-- Data rows start --

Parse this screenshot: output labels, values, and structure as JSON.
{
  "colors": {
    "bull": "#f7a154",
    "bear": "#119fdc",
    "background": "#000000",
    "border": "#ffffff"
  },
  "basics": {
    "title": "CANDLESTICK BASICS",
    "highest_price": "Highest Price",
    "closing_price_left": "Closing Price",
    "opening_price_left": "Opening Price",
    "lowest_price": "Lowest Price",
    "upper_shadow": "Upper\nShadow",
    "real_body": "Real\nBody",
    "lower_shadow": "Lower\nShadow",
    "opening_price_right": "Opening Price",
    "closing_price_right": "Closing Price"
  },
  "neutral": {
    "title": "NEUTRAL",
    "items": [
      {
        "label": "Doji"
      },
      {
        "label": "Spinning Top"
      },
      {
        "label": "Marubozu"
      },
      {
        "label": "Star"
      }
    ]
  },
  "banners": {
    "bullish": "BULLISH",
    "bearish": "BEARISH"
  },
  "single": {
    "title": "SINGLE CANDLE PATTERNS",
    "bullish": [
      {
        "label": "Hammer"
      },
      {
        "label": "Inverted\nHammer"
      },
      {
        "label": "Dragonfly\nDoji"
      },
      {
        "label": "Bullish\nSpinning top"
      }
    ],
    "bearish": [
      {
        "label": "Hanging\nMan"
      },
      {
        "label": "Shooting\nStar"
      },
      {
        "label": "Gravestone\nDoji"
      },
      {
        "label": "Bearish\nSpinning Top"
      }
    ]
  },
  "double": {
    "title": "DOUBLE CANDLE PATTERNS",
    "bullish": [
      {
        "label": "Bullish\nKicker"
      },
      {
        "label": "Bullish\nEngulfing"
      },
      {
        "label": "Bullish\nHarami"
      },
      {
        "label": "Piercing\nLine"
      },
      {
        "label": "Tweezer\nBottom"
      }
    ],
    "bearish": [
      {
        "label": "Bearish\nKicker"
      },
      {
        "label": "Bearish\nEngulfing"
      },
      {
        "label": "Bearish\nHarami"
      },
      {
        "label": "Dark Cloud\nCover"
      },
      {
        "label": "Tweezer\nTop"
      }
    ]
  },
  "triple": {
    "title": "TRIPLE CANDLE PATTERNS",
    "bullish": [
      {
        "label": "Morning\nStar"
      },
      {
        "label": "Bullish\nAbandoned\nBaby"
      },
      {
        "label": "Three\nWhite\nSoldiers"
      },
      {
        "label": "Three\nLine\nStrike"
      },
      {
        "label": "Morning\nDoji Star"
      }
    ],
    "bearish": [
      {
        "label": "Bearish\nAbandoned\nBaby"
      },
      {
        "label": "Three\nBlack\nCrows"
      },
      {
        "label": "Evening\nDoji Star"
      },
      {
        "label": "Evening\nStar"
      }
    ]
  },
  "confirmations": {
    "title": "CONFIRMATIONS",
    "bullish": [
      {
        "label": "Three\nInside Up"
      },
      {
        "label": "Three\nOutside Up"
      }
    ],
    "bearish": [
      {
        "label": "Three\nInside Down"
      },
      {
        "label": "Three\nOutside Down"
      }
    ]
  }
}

-- Data rows end --

Requirement: Output the data above exactly, please, line for line.

Answer for the task:
Parse this screenshot: output labels, values, and structure as JSON.
{
  "colors": {
    "bull": "#f7a154",
    "bear": "#119fdc",
    "background": "#000000",
    "border": "#ffffff"
  },
  "basics": {
    "title": "CANDLESTICK BASICS",
    "highest_price": "Highest Price",
    "closing_price_left": "Closing Price",
    "opening_price_left": "Opening Price",
    "lowest_price": "Lowest Price",
    "upper_shadow": "Upper\nShadow",
    "real_body": "Real\nBody",
    "lower_shadow": "Lower\nShadow",
    "opening_price_right": "Opening Price",
    "closing_price_right": "Closing Price"
  },
  "neutral": {
    "title": "NEUTRAL",
    "items": [
      {
        "label": "Doji"
      },
      {
        "label": "Spinning Top"
      },
      {
        "label": "Marubozu"
      },
      {
        "label": "Star"
      }
    ]
  },
  "banners": {
    "bullish": "BULLISH",
    "bearish": "BEARISH"
  },
  "single": {
    "title": "SINGLE CANDLE PATTERNS",
    "bullish": [
      {
        "label": "Hammer"
      },
      {
        "label": "Inverted\nHammer"
      },
      {
        "label": "Dragonfly\nDoji"
      },
      {
        "label": "Bullish\nSpinning top"
      }
    ],
    "bearish": [
      {
        "label": "Hanging\nMan"
      },
      {
        "label": "Shooting\nStar"
      },
      {
        "label": "Gravestone\nDoji"
      },
      {
        "label": "Bearish\nSpinning Top"
      }
    ]
  },
  "double": {
    "title": "DOUBLE CANDLE PATTERNS",
    "bullish": [
      {
        "label": "Bullish\nKicker"
      },
      {
        "label": "Bullish\nEngulfing"
      },
      {
        "label": "Bullish\nHarami"
      },
      {
        "label": "Piercing\nLine"
      },
      {
        "label": "Tweezer\nBottom"
      }
    ],
    "bearish": [
      {
        "label": "Bearish\nKicker"
      },
      {
        "label": "Bearish\nEngulfing"
      },
      {
        "label": "Bearish\nHarami"
      },
      {
        "label": "Dark Cloud\nCover"
      },
      {
        "label": "Tweezer\nTop"
      }
    ]
  },
  "triple": {
    "title": "TRIPLE CANDLE PATTERNS",
    "bullish": [
      {
        "label": "Morning\nStar"
      },
      {
        "label": "Bullish\nAbandoned\nBaby"
      },
      {
        "label": "Three\nWhite\nSoldiers"
      },
      {
        "label": "Three\nLine\nStrike"
      },
      {
        "label": "Morning\nDoji Star"
      }
    ],
    "bearish": [
      {
        "label": "Bearish\nAbandoned\nBaby"
      },
      {
        "label": "Three\nBlack\nCrows"
      },
      {
        "label": "Evening\nDoji Star"
      },
      {
        "label": "Evening\nStar"
      }
    ]
  },
  "confirmations": {
    "title": "CONFIRMATIONS",
    "bullish": [
      {
        "label": "Three\nInside Up"
      },
      {
        "label": "Three\nOutside Up"
      }
    ],
    "bearish": [
      {
        "label": "Three\nInside Down"
      },
      {
        "label": "Three\nOutside Down"
      }
    ]
  }
}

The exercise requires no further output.